### WHAT IS NEEDED
Reproduce all the entries exactly.
**********
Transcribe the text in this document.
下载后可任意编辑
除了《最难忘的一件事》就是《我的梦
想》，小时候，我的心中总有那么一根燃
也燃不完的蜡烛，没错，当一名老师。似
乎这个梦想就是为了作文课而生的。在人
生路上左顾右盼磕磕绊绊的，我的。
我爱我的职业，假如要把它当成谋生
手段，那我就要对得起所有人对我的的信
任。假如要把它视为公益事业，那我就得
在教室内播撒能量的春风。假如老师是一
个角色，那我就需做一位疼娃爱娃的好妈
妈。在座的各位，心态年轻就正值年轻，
**********
### PROBLEM SOLUTION
Transcribe the text in this document.
下载后可任意编辑
除了《最难忘的一件事》就是《我的梦
想》，小时候，我的心中总有那么一根燃
也燃不完的蜡烛，没错，当一名老师。似
乎这个梦想就是为了作文课而生的。在人
生路上左顾右盼磕磕绊绊的，我的。
我爱我的职业，假如要把它当成谋生
手段，那我就要对得起所有人对我的的信
任。假如要把它视为公益事业，那我就得
在教室内播撒能量的春风。假如老师是一
个角色，那我就需做一位疼娃爱娃的好妈
妈。在座的各位，心态年轻就正值年轻，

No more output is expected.